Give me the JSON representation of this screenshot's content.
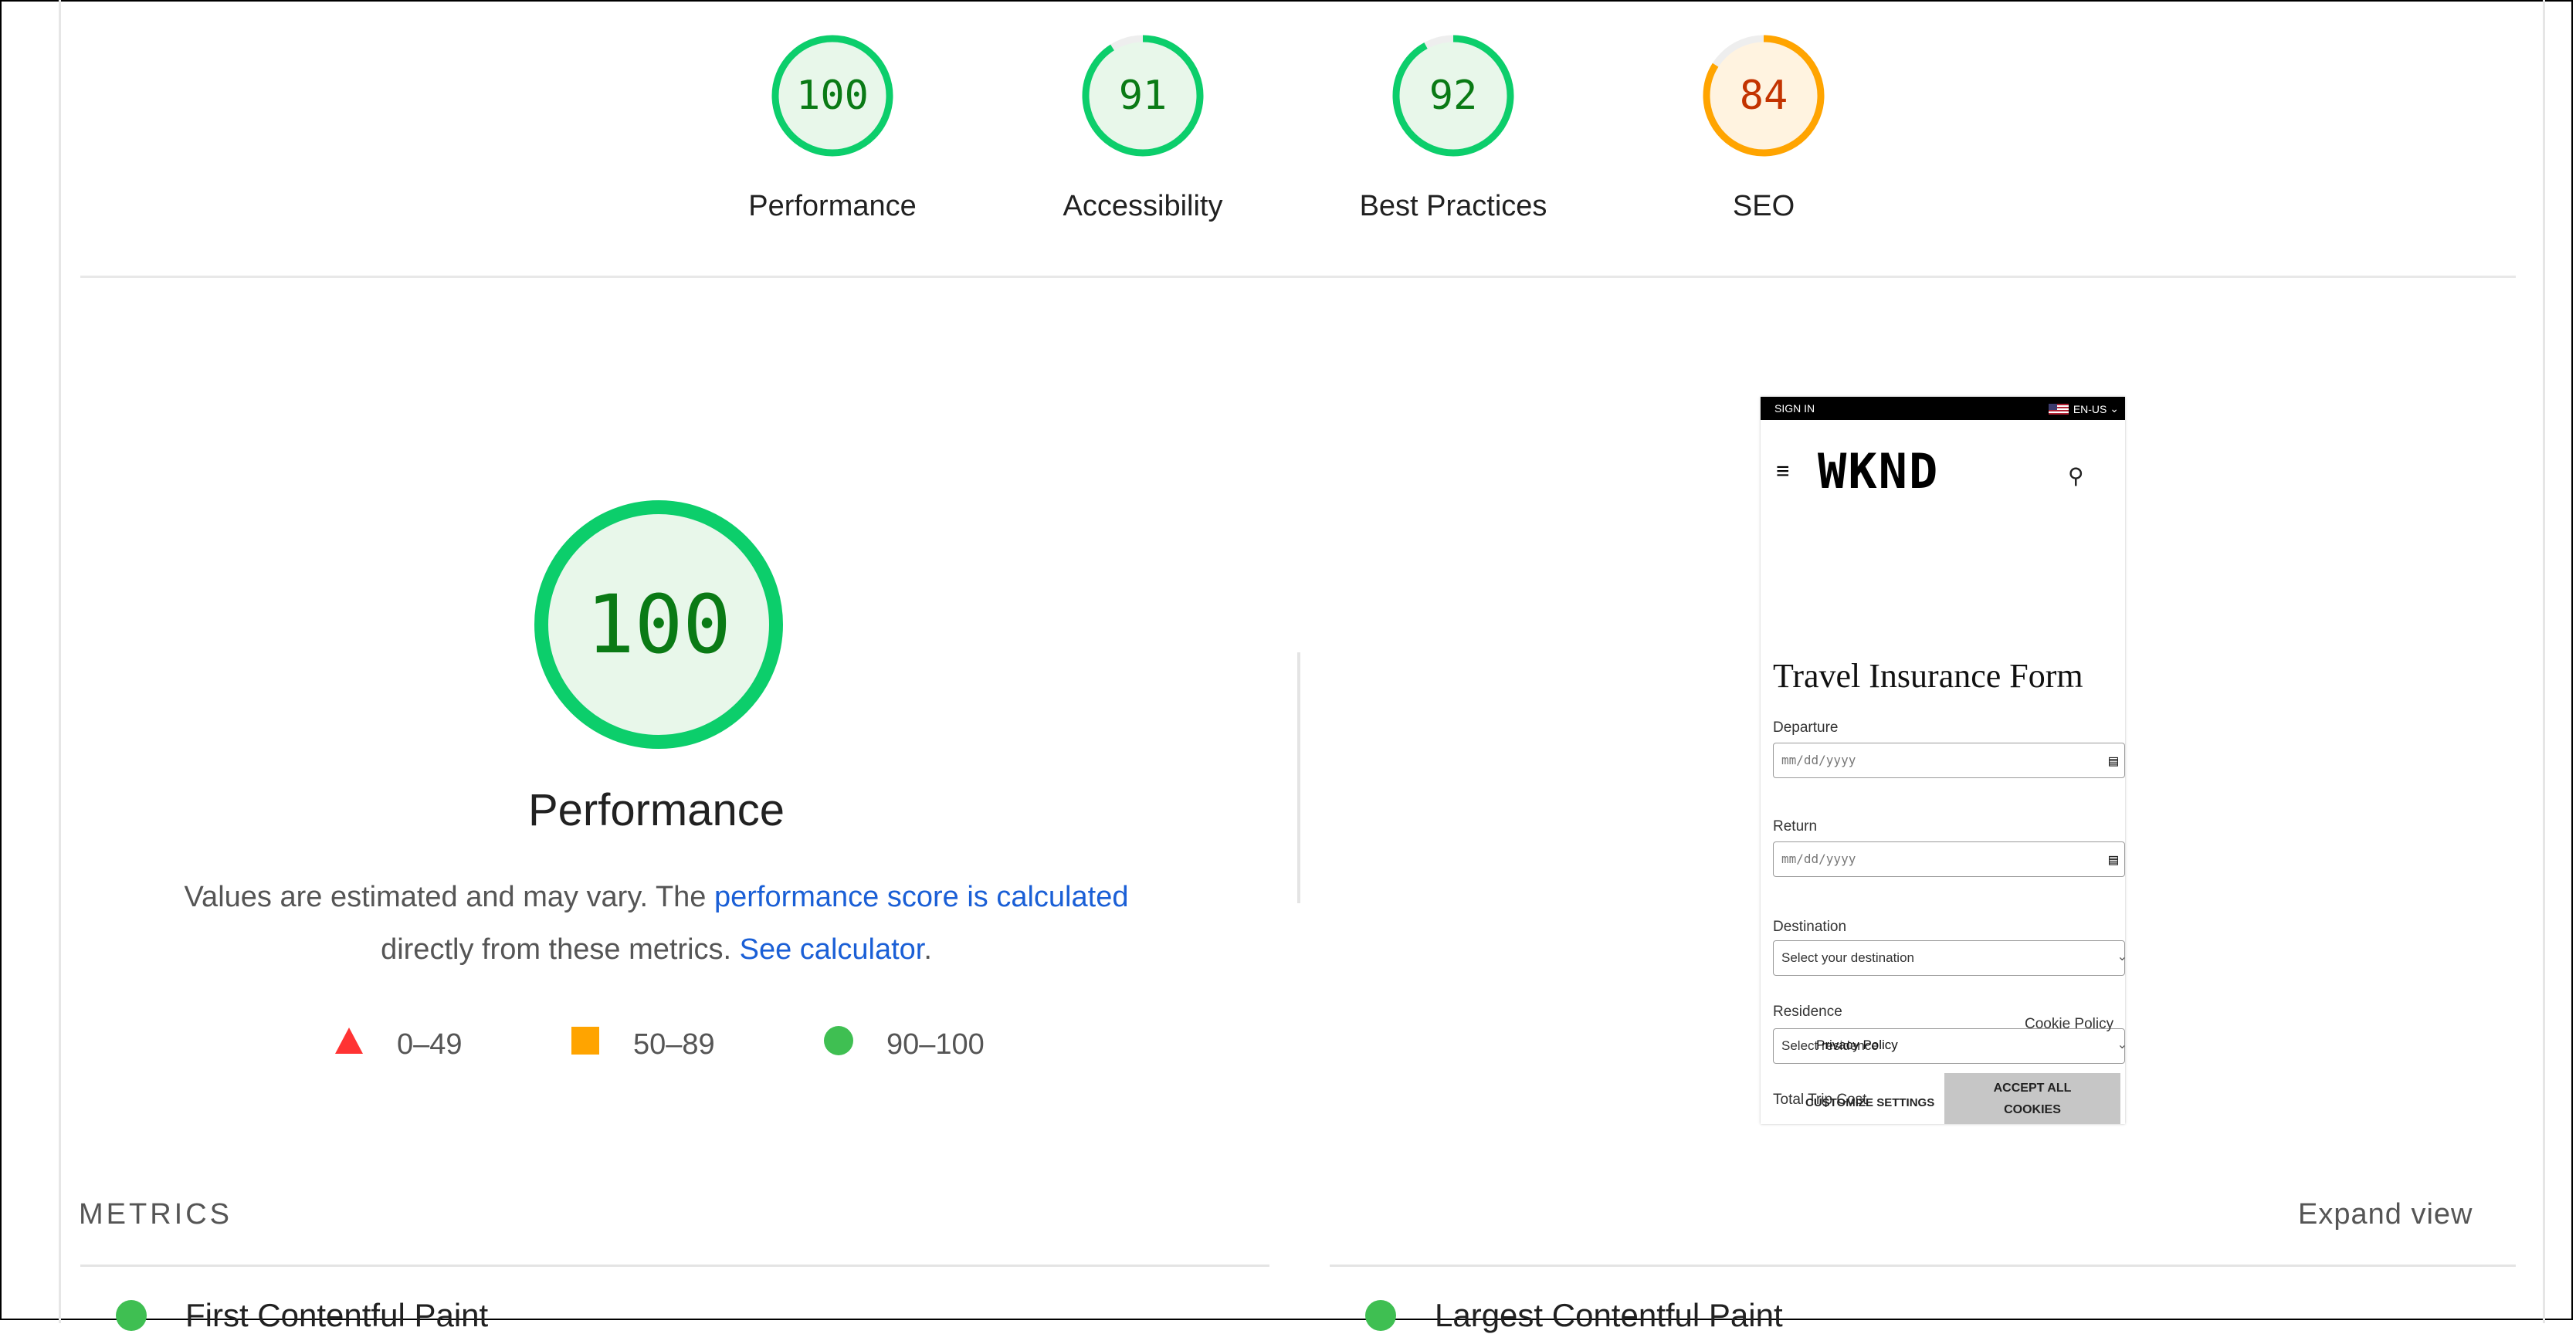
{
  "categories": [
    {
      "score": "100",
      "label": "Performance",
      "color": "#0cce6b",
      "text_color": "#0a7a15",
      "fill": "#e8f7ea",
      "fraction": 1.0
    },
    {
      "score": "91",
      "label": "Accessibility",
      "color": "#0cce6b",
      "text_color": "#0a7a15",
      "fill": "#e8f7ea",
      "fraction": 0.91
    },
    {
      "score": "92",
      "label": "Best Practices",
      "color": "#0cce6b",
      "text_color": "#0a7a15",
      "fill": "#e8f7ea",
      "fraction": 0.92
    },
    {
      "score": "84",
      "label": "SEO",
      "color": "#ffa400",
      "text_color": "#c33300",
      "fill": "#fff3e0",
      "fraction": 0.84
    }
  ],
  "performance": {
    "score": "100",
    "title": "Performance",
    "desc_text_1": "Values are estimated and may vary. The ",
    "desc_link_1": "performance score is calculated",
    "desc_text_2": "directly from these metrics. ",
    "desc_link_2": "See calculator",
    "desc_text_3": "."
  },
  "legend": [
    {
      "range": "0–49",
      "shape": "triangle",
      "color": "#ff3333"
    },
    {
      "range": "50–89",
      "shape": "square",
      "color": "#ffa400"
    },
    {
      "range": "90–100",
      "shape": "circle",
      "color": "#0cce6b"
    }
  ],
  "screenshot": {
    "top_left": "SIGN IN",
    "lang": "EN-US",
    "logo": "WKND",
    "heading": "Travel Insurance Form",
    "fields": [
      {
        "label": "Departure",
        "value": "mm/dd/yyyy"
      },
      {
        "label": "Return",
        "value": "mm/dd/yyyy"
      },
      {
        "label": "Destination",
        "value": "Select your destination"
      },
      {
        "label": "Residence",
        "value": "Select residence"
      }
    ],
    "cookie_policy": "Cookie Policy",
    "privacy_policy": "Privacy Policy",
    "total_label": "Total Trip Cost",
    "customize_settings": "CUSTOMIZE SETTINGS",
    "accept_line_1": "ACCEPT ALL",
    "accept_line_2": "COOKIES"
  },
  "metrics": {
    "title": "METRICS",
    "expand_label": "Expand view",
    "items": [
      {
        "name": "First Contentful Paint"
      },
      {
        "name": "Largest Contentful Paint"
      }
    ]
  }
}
...
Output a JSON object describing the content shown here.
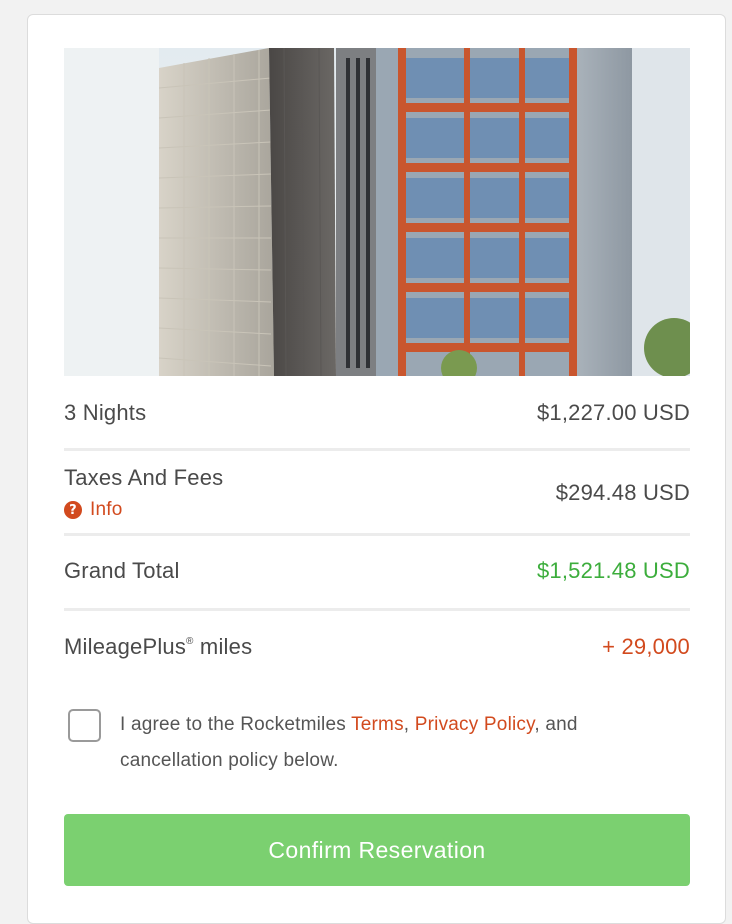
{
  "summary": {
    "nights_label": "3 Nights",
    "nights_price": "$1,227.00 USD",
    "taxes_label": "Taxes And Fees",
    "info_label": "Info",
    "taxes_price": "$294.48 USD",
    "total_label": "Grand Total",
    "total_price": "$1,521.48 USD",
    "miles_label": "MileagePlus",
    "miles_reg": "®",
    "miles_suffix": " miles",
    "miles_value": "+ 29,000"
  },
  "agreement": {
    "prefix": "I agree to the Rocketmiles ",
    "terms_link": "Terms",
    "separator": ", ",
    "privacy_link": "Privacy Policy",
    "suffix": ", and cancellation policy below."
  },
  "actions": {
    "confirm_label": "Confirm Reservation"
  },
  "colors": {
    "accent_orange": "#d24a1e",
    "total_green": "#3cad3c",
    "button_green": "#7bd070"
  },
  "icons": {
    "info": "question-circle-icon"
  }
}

Brief: Using the data above, say how many lines include "Select". No other reply is needed.

Response to this exercise: 2